Will you print the material below without altering a single character?
----------
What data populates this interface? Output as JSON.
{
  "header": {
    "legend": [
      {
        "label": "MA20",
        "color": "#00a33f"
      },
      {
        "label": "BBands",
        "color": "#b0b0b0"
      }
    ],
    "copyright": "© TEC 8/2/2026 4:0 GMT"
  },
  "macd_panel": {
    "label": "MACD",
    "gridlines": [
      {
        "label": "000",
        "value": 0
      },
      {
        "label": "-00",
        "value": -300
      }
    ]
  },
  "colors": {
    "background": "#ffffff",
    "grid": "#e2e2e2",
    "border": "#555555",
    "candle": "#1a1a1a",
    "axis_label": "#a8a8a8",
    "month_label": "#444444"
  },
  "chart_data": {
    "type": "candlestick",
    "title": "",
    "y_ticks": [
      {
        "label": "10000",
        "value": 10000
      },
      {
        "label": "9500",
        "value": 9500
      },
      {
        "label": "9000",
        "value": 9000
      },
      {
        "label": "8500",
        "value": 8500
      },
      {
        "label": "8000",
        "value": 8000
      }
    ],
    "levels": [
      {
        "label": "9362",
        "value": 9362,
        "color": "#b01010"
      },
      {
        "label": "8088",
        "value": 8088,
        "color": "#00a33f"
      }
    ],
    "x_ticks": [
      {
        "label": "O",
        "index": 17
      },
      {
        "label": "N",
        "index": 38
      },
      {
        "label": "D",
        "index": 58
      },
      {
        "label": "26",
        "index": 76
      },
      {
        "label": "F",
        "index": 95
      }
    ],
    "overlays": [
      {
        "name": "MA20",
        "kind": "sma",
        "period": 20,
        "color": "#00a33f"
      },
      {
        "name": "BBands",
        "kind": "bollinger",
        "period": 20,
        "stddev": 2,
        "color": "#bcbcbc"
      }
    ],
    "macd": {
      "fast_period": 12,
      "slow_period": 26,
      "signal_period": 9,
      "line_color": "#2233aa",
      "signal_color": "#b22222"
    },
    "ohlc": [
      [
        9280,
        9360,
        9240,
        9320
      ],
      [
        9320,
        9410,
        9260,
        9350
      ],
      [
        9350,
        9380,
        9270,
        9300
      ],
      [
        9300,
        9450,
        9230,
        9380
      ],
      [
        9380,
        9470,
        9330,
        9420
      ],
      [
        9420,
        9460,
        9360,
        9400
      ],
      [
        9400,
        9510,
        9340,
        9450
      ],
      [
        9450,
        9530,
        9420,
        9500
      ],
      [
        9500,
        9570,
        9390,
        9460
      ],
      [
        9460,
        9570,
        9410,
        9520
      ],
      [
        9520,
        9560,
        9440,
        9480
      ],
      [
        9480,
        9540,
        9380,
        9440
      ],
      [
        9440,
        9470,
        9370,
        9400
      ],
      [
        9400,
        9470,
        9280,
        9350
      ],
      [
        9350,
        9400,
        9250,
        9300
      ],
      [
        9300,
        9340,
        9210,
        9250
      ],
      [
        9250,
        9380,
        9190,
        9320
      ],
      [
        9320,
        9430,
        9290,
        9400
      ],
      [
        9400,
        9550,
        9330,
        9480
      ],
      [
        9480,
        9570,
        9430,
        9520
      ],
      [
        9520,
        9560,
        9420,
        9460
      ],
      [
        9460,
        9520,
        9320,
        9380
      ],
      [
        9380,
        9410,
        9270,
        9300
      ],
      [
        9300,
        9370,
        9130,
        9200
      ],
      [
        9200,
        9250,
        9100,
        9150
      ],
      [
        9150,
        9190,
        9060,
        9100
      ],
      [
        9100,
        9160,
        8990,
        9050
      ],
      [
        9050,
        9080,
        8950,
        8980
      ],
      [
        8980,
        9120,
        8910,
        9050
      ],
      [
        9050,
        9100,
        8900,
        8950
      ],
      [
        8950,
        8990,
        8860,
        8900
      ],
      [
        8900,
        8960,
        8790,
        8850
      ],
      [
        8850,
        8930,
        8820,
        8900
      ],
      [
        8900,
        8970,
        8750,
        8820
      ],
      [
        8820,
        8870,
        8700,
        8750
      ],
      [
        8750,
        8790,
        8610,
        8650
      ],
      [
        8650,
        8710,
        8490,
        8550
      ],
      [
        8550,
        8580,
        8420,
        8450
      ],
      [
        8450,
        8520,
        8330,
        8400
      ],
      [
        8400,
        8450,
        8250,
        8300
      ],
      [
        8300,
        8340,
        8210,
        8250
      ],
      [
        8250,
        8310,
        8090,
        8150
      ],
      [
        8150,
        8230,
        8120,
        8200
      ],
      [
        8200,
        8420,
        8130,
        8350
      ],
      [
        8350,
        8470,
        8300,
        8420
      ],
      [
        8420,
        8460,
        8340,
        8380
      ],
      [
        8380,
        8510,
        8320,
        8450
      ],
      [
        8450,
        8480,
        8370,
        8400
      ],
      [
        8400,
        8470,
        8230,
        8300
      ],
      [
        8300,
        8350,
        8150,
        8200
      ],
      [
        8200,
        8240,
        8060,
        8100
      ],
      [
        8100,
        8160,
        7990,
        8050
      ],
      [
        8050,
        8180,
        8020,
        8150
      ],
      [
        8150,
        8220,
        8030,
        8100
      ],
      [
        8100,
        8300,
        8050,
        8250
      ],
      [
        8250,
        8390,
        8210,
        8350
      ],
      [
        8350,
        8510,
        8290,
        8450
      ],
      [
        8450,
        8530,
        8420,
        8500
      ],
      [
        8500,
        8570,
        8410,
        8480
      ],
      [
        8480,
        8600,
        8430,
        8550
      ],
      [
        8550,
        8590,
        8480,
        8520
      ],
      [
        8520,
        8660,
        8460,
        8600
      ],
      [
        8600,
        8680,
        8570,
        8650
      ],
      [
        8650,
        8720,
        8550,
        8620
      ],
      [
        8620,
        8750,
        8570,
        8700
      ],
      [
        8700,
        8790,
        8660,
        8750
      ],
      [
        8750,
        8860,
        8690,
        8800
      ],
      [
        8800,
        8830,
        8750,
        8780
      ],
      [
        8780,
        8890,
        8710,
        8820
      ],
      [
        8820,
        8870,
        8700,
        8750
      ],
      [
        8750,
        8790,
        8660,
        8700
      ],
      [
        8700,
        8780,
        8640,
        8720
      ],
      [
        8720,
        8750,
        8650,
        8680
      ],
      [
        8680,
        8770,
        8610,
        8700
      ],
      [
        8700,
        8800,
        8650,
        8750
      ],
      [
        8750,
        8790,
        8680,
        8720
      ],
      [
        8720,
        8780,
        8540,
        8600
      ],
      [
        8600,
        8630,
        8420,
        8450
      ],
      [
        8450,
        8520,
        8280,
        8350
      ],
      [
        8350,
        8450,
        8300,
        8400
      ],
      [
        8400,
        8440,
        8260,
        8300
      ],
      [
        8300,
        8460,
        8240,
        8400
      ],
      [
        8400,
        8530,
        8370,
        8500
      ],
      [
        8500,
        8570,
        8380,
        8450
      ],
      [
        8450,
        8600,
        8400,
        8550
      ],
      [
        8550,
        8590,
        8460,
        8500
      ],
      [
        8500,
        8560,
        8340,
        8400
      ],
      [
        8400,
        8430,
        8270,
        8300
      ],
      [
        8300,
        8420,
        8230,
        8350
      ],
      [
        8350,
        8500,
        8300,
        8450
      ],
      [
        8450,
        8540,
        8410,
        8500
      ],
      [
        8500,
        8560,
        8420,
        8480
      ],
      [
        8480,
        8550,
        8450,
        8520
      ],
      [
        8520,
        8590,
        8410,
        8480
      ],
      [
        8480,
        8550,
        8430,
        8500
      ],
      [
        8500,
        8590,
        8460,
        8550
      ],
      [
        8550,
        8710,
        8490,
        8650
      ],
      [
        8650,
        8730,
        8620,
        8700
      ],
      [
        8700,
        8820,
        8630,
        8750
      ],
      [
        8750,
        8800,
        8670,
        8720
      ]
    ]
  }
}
----------
*Solution to the problem*.
What data populates this interface? Output as JSON.
{
  "header": {
    "legend": [
      {
        "label": "MA20",
        "color": "#00a33f"
      },
      {
        "label": "BBands",
        "color": "#b0b0b0"
      }
    ],
    "copyright": "© TEC 8/2/2026 4:0 GMT"
  },
  "macd_panel": {
    "label": "MACD",
    "gridlines": [
      {
        "label": "000",
        "value": 0
      },
      {
        "label": "-00",
        "value": -300
      }
    ]
  },
  "colors": {
    "background": "#ffffff",
    "grid": "#e2e2e2",
    "border": "#555555",
    "candle": "#1a1a1a",
    "axis_label": "#a8a8a8",
    "month_label": "#444444"
  },
  "chart_data": {
    "type": "candlestick",
    "title": "",
    "y_ticks": [
      {
        "label": "10000",
        "value": 10000
      },
      {
        "label": "9500",
        "value": 9500
      },
      {
        "label": "9000",
        "value": 9000
      },
      {
        "label": "8500",
        "value": 8500
      },
      {
        "label": "8000",
        "value": 8000
      }
    ],
    "levels": [
      {
        "label": "9362",
        "value": 9362,
        "color": "#b01010"
      },
      {
        "label": "8088",
        "value": 8088,
        "color": "#00a33f"
      }
    ],
    "x_ticks": [
      {
        "label": "O",
        "index": 17
      },
      {
        "label": "N",
        "index": 38
      },
      {
        "label": "D",
        "index": 58
      },
      {
        "label": "26",
        "index": 76
      },
      {
        "label": "F",
        "index": 95
      }
    ],
    "overlays": [
      {
        "name": "MA20",
        "kind": "sma",
        "period": 20,
        "color": "#00a33f"
      },
      {
        "name": "BBands",
        "kind": "bollinger",
        "period": 20,
        "stddev": 2,
        "color": "#bcbcbc"
      }
    ],
    "macd": {
      "fast_period": 12,
      "slow_period": 26,
      "signal_period": 9,
      "line_color": "#2233aa",
      "signal_color": "#b22222"
    },
    "ohlc": [
      [
        9280,
        9360,
        9240,
        9320
      ],
      [
        9320,
        9410,
        9260,
        9350
      ],
      [
        9350,
        9380,
        9270,
        9300
      ],
      [
        9300,
        9450,
        9230,
        9380
      ],
      [
        9380,
        9470,
        9330,
        9420
      ],
      [
        9420,
        9460,
        9360,
        9400
      ],
      [
        9400,
        9510,
        9340,
        9450
      ],
      [
        9450,
        9530,
        9420,
        9500
      ],
      [
        9500,
        9570,
        9390,
        9460
      ],
      [
        9460,
        9570,
        9410,
        9520
      ],
      [
        9520,
        9560,
        9440,
        9480
      ],
      [
        9480,
        9540,
        9380,
        9440
      ],
      [
        9440,
        9470,
        9370,
        9400
      ],
      [
        9400,
        9470,
        9280,
        9350
      ],
      [
        9350,
        9400,
        9250,
        9300
      ],
      [
        9300,
        9340,
        9210,
        9250
      ],
      [
        9250,
        9380,
        9190,
        9320
      ],
      [
        9320,
        9430,
        9290,
        9400
      ],
      [
        9400,
        9550,
        9330,
        9480
      ],
      [
        9480,
        9570,
        9430,
        9520
      ],
      [
        9520,
        9560,
        9420,
        9460
      ],
      [
        9460,
        9520,
        9320,
        9380
      ],
      [
        9380,
        9410,
        9270,
        9300
      ],
      [
        9300,
        9370,
        9130,
        9200
      ],
      [
        9200,
        9250,
        9100,
        9150
      ],
      [
        9150,
        9190,
        9060,
        9100
      ],
      [
        9100,
        9160,
        8990,
        9050
      ],
      [
        9050,
        9080,
        8950,
        8980
      ],
      [
        8980,
        9120,
        8910,
        9050
      ],
      [
        9050,
        9100,
        8900,
        8950
      ],
      [
        8950,
        8990,
        8860,
        8900
      ],
      [
        8900,
        8960,
        8790,
        8850
      ],
      [
        8850,
        8930,
        8820,
        8900
      ],
      [
        8900,
        8970,
        8750,
        8820
      ],
      [
        8820,
        8870,
        8700,
        8750
      ],
      [
        8750,
        8790,
        8610,
        8650
      ],
      [
        8650,
        8710,
        8490,
        8550
      ],
      [
        8550,
        8580,
        8420,
        8450
      ],
      [
        8450,
        8520,
        8330,
        8400
      ],
      [
        8400,
        8450,
        8250,
        8300
      ],
      [
        8300,
        8340,
        8210,
        8250
      ],
      [
        8250,
        8310,
        8090,
        8150
      ],
      [
        8150,
        8230,
        8120,
        8200
      ],
      [
        8200,
        8420,
        8130,
        8350
      ],
      [
        8350,
        8470,
        8300,
        8420
      ],
      [
        8420,
        8460,
        8340,
        8380
      ],
      [
        8380,
        8510,
        8320,
        8450
      ],
      [
        8450,
        8480,
        8370,
        8400
      ],
      [
        8400,
        8470,
        8230,
        8300
      ],
      [
        8300,
        8350,
        8150,
        8200
      ],
      [
        8200,
        8240,
        8060,
        8100
      ],
      [
        8100,
        8160,
        7990,
        8050
      ],
      [
        8050,
        8180,
        8020,
        8150
      ],
      [
        8150,
        8220,
        8030,
        8100
      ],
      [
        8100,
        8300,
        8050,
        8250
      ],
      [
        8250,
        8390,
        8210,
        8350
      ],
      [
        8350,
        8510,
        8290,
        8450
      ],
      [
        8450,
        8530,
        8420,
        8500
      ],
      [
        8500,
        8570,
        8410,
        8480
      ],
      [
        8480,
        8600,
        8430,
        8550
      ],
      [
        8550,
        8590,
        8480,
        8520
      ],
      [
        8520,
        8660,
        8460,
        8600
      ],
      [
        8600,
        8680,
        8570,
        8650
      ],
      [
        8650,
        8720,
        8550,
        8620
      ],
      [
        8620,
        8750,
        8570,
        8700
      ],
      [
        8700,
        8790,
        8660,
        8750
      ],
      [
        8750,
        8860,
        8690,
        8800
      ],
      [
        8800,
        8830,
        8750,
        8780
      ],
      [
        8780,
        8890,
        8710,
        8820
      ],
      [
        8820,
        8870,
        8700,
        8750
      ],
      [
        8750,
        8790,
        8660,
        8700
      ],
      [
        8700,
        8780,
        8640,
        8720
      ],
      [
        8720,
        8750,
        8650,
        8680
      ],
      [
        8680,
        8770,
        8610,
        8700
      ],
      [
        8700,
        8800,
        8650,
        8750
      ],
      [
        8750,
        8790,
        8680,
        8720
      ],
      [
        8720,
        8780,
        8540,
        8600
      ],
      [
        8600,
        8630,
        8420,
        8450
      ],
      [
        8450,
        8520,
        8280,
        8350
      ],
      [
        8350,
        8450,
        8300,
        8400
      ],
      [
        8400,
        8440,
        8260,
        8300
      ],
      [
        8300,
        8460,
        8240,
        8400
      ],
      [
        8400,
        8530,
        8370,
        8500
      ],
      [
        8500,
        8570,
        8380,
        8450
      ],
      [
        8450,
        8600,
        8400,
        8550
      ],
      [
        8550,
        8590,
        8460,
        8500
      ],
      [
        8500,
        8560,
        8340,
        8400
      ],
      [
        8400,
        8430,
        8270,
        8300
      ],
      [
        8300,
        8420,
        8230,
        8350
      ],
      [
        8350,
        8500,
        8300,
        8450
      ],
      [
        8450,
        8540,
        8410,
        8500
      ],
      [
        8500,
        8560,
        8420,
        8480
      ],
      [
        8480,
        8550,
        8450,
        8520
      ],
      [
        8520,
        8590,
        8410,
        8480
      ],
      [
        8480,
        8550,
        8430,
        8500
      ],
      [
        8500,
        8590,
        8460,
        8550
      ],
      [
        8550,
        8710,
        8490,
        8650
      ],
      [
        8650,
        8730,
        8620,
        8700
      ],
      [
        8700,
        8820,
        8630,
        8750
      ],
      [
        8750,
        8800,
        8670,
        8720
      ]
    ]
  }
}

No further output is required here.